__EXERCISE GOAL__.
Scan the records for the word "dashed". Copy each line that includes it.

(Dataset listings of figures)

* * *

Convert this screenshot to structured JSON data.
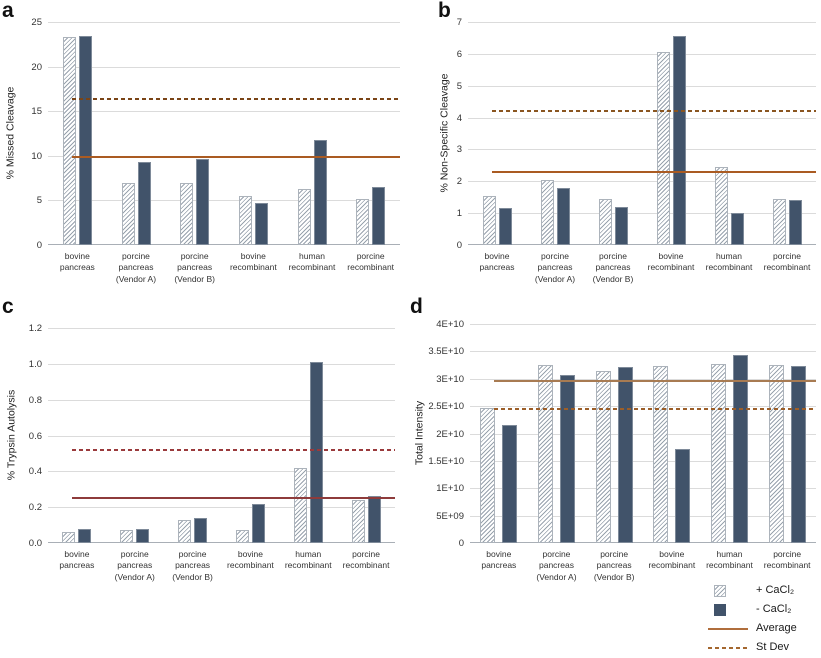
{
  "colors": {
    "plus_cacl2_fill": "#ffffff",
    "plus_cacl2_stripe": "#98A2AD",
    "minus_cacl2_fill": "#41536A",
    "gridline": "#DBDBDB",
    "axis": "#A9AFB6"
  },
  "legend": {
    "items": [
      {
        "swatch": "hatch",
        "label": "+ CaCl₂"
      },
      {
        "swatch": "dark",
        "label": "- CaCl₂"
      },
      {
        "swatch": "line-solid",
        "label": "Average"
      },
      {
        "swatch": "line-dashed",
        "label": "St Dev"
      }
    ]
  },
  "chart_data": [
    {
      "id": "a",
      "type": "bar",
      "panel_letter": "a",
      "title": "",
      "xlabel": "",
      "ylabel": "% Missed Cleavage",
      "ylim": [
        0,
        25
      ],
      "grid": true,
      "ytick_values": [
        0,
        5,
        10,
        15,
        20,
        25
      ],
      "ytick_labels": [
        "0",
        "5",
        "10",
        "15",
        "20",
        "25"
      ],
      "categories": [
        "bovine pancreas",
        "porcine pancreas (Vendor A)",
        "porcine pancreas (Vendor B)",
        "bovine recombinant",
        "human recombinant",
        "porcine recombinant"
      ],
      "category_lines": [
        [
          "bovine",
          "pancreas"
        ],
        [
          "porcine",
          "pancreas",
          "(Vendor A)"
        ],
        [
          "porcine",
          "pancreas",
          "(Vendor B)"
        ],
        [
          "bovine",
          "recombinant"
        ],
        [
          "human",
          "recombinant"
        ],
        [
          "porcine",
          "recombinant"
        ]
      ],
      "series": [
        {
          "name": "+ CaCl₂",
          "values": [
            23.3,
            7.0,
            6.9,
            5.5,
            6.3,
            5.2
          ]
        },
        {
          "name": "- CaCl₂",
          "values": [
            23.4,
            9.3,
            9.6,
            4.7,
            11.8,
            6.5
          ]
        }
      ],
      "average": 9.9,
      "st_dev": 16.4,
      "average_color": "#AA5B22",
      "st_dev_color": "#7A4416",
      "legend_position": "shared bottom-right"
    },
    {
      "id": "b",
      "type": "bar",
      "panel_letter": "b",
      "title": "",
      "xlabel": "",
      "ylabel": "% Non-Specific Cleavage",
      "ylim": [
        0,
        7
      ],
      "grid": true,
      "ytick_values": [
        0,
        1,
        2,
        3,
        4,
        5,
        6,
        7
      ],
      "ytick_labels": [
        "0",
        "1",
        "2",
        "3",
        "4",
        "5",
        "6",
        "7"
      ],
      "categories": [
        "bovine pancreas",
        "porcine pancreas (Vendor A)",
        "porcine pancreas (Vendor B)",
        "bovine recombinant",
        "human recombinant",
        "porcine recombinant"
      ],
      "category_lines": [
        [
          "bovine",
          "pancreas"
        ],
        [
          "porcine",
          "pancreas",
          "(Vendor A)"
        ],
        [
          "porcine",
          "pancreas",
          "(Vendor B)"
        ],
        [
          "bovine",
          "recombinant"
        ],
        [
          "human",
          "recombinant"
        ],
        [
          "porcine",
          "recombinant"
        ]
      ],
      "series": [
        {
          "name": "+ CaCl₂",
          "values": [
            1.55,
            2.05,
            1.45,
            6.05,
            2.45,
            1.45
          ]
        },
        {
          "name": "- CaCl₂",
          "values": [
            1.15,
            1.8,
            1.2,
            6.55,
            1.0,
            1.4
          ]
        }
      ],
      "average": 2.3,
      "st_dev": 4.2,
      "average_color": "#AA5B22",
      "st_dev_color": "#8A5520",
      "legend_position": "shared bottom-right"
    },
    {
      "id": "c",
      "type": "bar",
      "panel_letter": "c",
      "title": "",
      "xlabel": "",
      "ylabel": "% Trypsin Autolysis",
      "ylim": [
        0,
        1.2
      ],
      "grid": true,
      "ytick_values": [
        0,
        0.2,
        0.4,
        0.6,
        0.8,
        1.0,
        1.2
      ],
      "ytick_labels": [
        "0.0",
        "0.2",
        "0.4",
        "0.6",
        "0.8",
        "1.0",
        "1.2"
      ],
      "categories": [
        "bovine pancreas",
        "porcine pancreas (Vendor A)",
        "porcine pancreas (Vendor B)",
        "bovine recombinant",
        "human recombinant",
        "porcine recombinant"
      ],
      "category_lines": [
        [
          "bovine",
          "pancreas"
        ],
        [
          "porcine",
          "pancreas",
          "(Vendor A)"
        ],
        [
          "porcine",
          "pancreas",
          "(Vendor B)"
        ],
        [
          "bovine",
          "recombinant"
        ],
        [
          "human",
          "recombinant"
        ],
        [
          "porcine",
          "recombinant"
        ]
      ],
      "series": [
        {
          "name": "+ CaCl₂",
          "values": [
            0.06,
            0.07,
            0.13,
            0.07,
            0.42,
            0.24
          ]
        },
        {
          "name": "- CaCl₂",
          "values": [
            0.08,
            0.08,
            0.14,
            0.22,
            1.01,
            0.26
          ]
        }
      ],
      "average": 0.25,
      "st_dev": 0.52,
      "average_color": "#8E3B3B",
      "st_dev_color": "#9A3A3C",
      "legend_position": "shared bottom-right"
    },
    {
      "id": "d",
      "type": "bar",
      "panel_letter": "d",
      "title": "",
      "xlabel": "",
      "ylabel": "Total Intensity",
      "ylim": [
        0,
        40000000000.0
      ],
      "grid": true,
      "ytick_values": [
        0,
        5000000000.0,
        10000000000.0,
        15000000000.0,
        20000000000.0,
        25000000000.0,
        30000000000.0,
        35000000000.0,
        40000000000.0
      ],
      "ytick_labels": [
        "0",
        "5E+09",
        "1E+10",
        "1.5E+10",
        "2E+10",
        "2.5E+10",
        "3E+10",
        "3.5E+10",
        "4E+10"
      ],
      "categories": [
        "bovine pancreas",
        "porcine pancreas (Vendor A)",
        "porcine pancreas (Vendor B)",
        "bovine recombinant",
        "human recombinant",
        "porcine recombinant"
      ],
      "category_lines": [
        [
          "bovine",
          "pancreas"
        ],
        [
          "porcine",
          "pancreas",
          "(Vendor A)"
        ],
        [
          "porcine",
          "pancreas",
          "(Vendor B)"
        ],
        [
          "bovine",
          "recombinant"
        ],
        [
          "human",
          "recombinant"
        ],
        [
          "porcine",
          "recombinant"
        ]
      ],
      "series": [
        {
          "name": "+ CaCl₂",
          "values": [
            24700000000.0,
            32600000000.0,
            31500000000.0,
            32400000000.0,
            32700000000.0,
            32500000000.0
          ]
        },
        {
          "name": "- CaCl₂",
          "values": [
            21500000000.0,
            30700000000.0,
            32100000000.0,
            17200000000.0,
            34400000000.0,
            32400000000.0
          ]
        }
      ],
      "average": 29500000000.0,
      "st_dev": 24400000000.0,
      "average_color": "#A87B52",
      "st_dev_color": "#9C5E28",
      "legend_position": "shared bottom-right"
    }
  ]
}
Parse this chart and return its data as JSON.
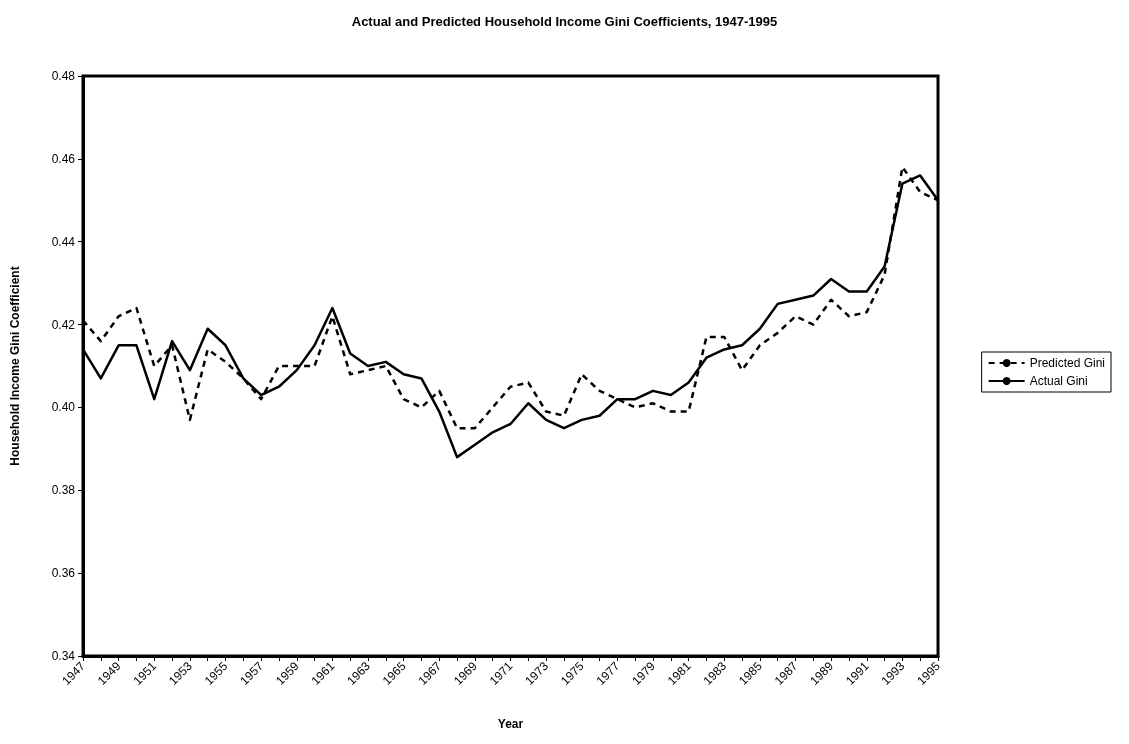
{
  "chart_data": {
    "type": "line",
    "title": "Actual and Predicted Household Income Gini Coefficients, 1947-1995",
    "xlabel": "Year",
    "ylabel": "Household Income Gini Coefficient",
    "categories": [
      "1947",
      null,
      "1949",
      null,
      "1951",
      null,
      "1953",
      null,
      "1955",
      null,
      "1957",
      null,
      "1959",
      null,
      "1961",
      null,
      "1963",
      null,
      "1965",
      null,
      "1967",
      null,
      "1969",
      null,
      "1971",
      null,
      "1973",
      null,
      "1975",
      null,
      "1977",
      null,
      "1979",
      null,
      "1981",
      null,
      "1983",
      null,
      "1985",
      null,
      "1987",
      null,
      "1989",
      null,
      "1991",
      null,
      "1993",
      null,
      "1995"
    ],
    "series": [
      {
        "name": "Predicted Gini",
        "color": "#000000",
        "line_style": "dashed",
        "values": [
          0.421,
          0.416,
          0.422,
          0.424,
          0.41,
          0.415,
          0.397,
          0.414,
          0.411,
          0.407,
          0.402,
          0.41,
          0.41,
          0.41,
          0.422,
          0.408,
          0.409,
          0.41,
          0.402,
          0.4,
          0.404,
          0.395,
          0.395,
          0.4,
          0.405,
          0.406,
          0.399,
          0.398,
          0.408,
          0.404,
          0.402,
          0.4,
          0.401,
          0.399,
          0.399,
          0.417,
          0.417,
          0.409,
          0.415,
          0.418,
          0.422,
          0.42,
          0.426,
          0.422,
          0.423,
          0.432,
          0.458,
          0.452,
          0.45
        ]
      },
      {
        "name": "Actual Gini",
        "color": "#000000",
        "line_style": "solid",
        "values": [
          0.414,
          0.407,
          0.415,
          0.415,
          0.402,
          0.416,
          0.409,
          0.419,
          0.415,
          0.407,
          0.403,
          0.405,
          0.409,
          0.415,
          0.424,
          0.413,
          0.41,
          0.411,
          0.408,
          0.407,
          0.399,
          0.388,
          0.391,
          0.394,
          0.396,
          0.401,
          0.397,
          0.395,
          0.397,
          0.398,
          0.402,
          0.402,
          0.404,
          0.403,
          0.406,
          0.412,
          0.414,
          0.415,
          0.419,
          0.425,
          0.426,
          0.427,
          0.431,
          0.428,
          0.428,
          0.434,
          0.454,
          0.456,
          0.45
        ]
      }
    ],
    "ylim": [
      0.34,
      0.48
    ],
    "yticks": [
      0.34,
      0.36,
      0.38,
      {
        "value": 0.4,
        "label": "0.40"
      },
      0.42,
      0.44,
      0.46,
      0.48
    ],
    "grid": false,
    "legend": "right",
    "marker": "none"
  }
}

* * *

__WRITTEN RESPONSE__.
        "swatch": "line-dashed",
        "line_style": "dashed",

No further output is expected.